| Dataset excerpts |
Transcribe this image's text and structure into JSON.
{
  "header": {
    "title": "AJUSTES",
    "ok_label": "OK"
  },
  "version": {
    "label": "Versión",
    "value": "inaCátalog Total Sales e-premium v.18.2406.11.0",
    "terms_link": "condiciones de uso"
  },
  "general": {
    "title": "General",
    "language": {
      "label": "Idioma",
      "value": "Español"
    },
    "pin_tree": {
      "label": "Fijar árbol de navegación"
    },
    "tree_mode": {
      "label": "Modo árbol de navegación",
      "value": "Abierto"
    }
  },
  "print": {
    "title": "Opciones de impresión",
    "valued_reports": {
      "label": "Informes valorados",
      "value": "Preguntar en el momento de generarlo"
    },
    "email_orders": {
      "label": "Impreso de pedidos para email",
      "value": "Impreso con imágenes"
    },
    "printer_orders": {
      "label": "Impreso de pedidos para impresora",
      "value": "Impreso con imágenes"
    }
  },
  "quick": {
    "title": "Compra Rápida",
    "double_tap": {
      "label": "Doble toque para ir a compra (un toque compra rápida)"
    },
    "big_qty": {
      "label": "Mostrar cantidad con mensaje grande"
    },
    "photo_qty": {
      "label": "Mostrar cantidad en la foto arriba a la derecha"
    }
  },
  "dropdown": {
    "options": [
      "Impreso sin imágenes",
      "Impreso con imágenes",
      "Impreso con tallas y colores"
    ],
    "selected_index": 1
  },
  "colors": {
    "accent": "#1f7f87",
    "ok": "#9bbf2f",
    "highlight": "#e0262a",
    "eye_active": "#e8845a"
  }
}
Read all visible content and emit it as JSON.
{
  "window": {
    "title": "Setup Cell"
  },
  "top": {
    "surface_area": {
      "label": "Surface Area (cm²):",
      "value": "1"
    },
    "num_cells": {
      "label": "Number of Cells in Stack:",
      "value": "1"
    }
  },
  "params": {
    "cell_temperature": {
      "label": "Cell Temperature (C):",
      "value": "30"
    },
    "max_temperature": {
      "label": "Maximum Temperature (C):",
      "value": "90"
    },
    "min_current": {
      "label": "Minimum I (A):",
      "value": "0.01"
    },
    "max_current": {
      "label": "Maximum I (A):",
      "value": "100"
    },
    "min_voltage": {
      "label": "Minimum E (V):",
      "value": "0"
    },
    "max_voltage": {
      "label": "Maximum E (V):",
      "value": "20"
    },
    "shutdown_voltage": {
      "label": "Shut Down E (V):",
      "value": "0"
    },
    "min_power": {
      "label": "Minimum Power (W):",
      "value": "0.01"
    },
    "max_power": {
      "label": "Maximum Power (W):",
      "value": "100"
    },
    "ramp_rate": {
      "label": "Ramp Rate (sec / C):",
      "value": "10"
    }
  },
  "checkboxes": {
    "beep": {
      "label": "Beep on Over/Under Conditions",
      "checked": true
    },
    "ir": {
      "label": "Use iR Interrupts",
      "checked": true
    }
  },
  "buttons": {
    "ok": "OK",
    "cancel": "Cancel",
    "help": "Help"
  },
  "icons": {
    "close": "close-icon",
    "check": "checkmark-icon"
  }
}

| Prompt |
Each line of the records above should be copied exactly.

| Solution below |
Transcribe this image's text and structure into JSON.
{
  "header": {
    "title": "AJUSTES",
    "ok_label": "OK"
  },
  "version": {
    "label": "Versión",
    "value": "inaCátalog Total Sales e-premium v.18.2406.11.0",
    "terms_link": "condiciones de uso"
  },
  "general": {
    "title": "General",
    "language": {
      "label": "Idioma",
      "value": "Español"
    },
    "pin_tree": {
      "label": "Fijar árbol de navegación"
    },
    "tree_mode": {
      "label": "Modo árbol de navegación",
      "value": "Abierto"
    }
  },
  "print": {
    "title": "Opciones de impresión",
    "valued_reports": {
      "label": "Informes valorados",
      "value": "Preguntar en el momento de generarlo"
    },
    "email_orders": {
      "label": "Impreso de pedidos para email",
      "value": "Impreso con imágenes"
    },
    "printer_orders": {
      "label": "Impreso de pedidos para impresora",
      "value": "Impreso con imágenes"
    }
  },
  "quick": {
    "title": "Compra Rápida",
    "double_tap": {
      "label": "Doble toque para ir a compra (un toque compra rápida)"
    },
    "big_qty": {
      "label": "Mostrar cantidad con mensaje grande"
    },
    "photo_qty": {
      "label": "Mostrar cantidad en la foto arriba a la derecha"
    }
  },
  "dropdown": {
    "options": [
      "Impreso sin imágenes",
      "Impreso con imágenes",
      "Impreso con tallas y colores"
    ],
    "selected_index": 1
  },
  "colors": {
    "accent": "#1f7f87",
    "ok": "#9bbf2f",
    "highlight": "#e0262a",
    "eye_active": "#e8845a"
  }
}
Read all visible content and emit it as JSON.
{
  "window": {
    "title": "Setup Cell"
  },
  "top": {
    "surface_area": {
      "label": "Surface Area (cm²):",
      "value": "1"
    },
    "num_cells": {
      "label": "Number of Cells in Stack:",
      "value": "1"
    }
  },
  "params": {
    "cell_temperature": {
      "label": "Cell Temperature (C):",
      "value": "30"
    },
    "max_temperature": {
      "label": "Maximum Temperature (C):",
      "value": "90"
    },
    "min_current": {
      "label": "Minimum I (A):",
      "value": "0.01"
    },
    "max_current": {
      "label": "Maximum I (A):",
      "value": "100"
    },
    "min_voltage": {
      "label": "Minimum E (V):",
      "value": "0"
    },
    "max_voltage": {
      "label": "Maximum E (V):",
      "value": "20"
    },
    "shutdown_voltage": {
      "label": "Shut Down E (V):",
      "value": "0"
    },
    "min_power": {
      "label": "Minimum Power (W):",
      "value": "0.01"
    },
    "max_power": {
      "label": "Maximum Power (W):",
      "value": "100"
    },
    "ramp_rate": {
      "label": "Ramp Rate (sec / C):",
      "value": "10"
    }
  },
  "checkboxes": {
    "beep": {
      "label": "Beep on Over/Under Conditions",
      "checked": true
    },
    "ir": {
      "label": "Use iR Interrupts",
      "checked": true
    }
  },
  "buttons": {
    "ok": "OK",
    "cancel": "Cancel",
    "help": "Help"
  },
  "icons": {
    "close": "close-icon",
    "check": "checkmark-icon"
  }
}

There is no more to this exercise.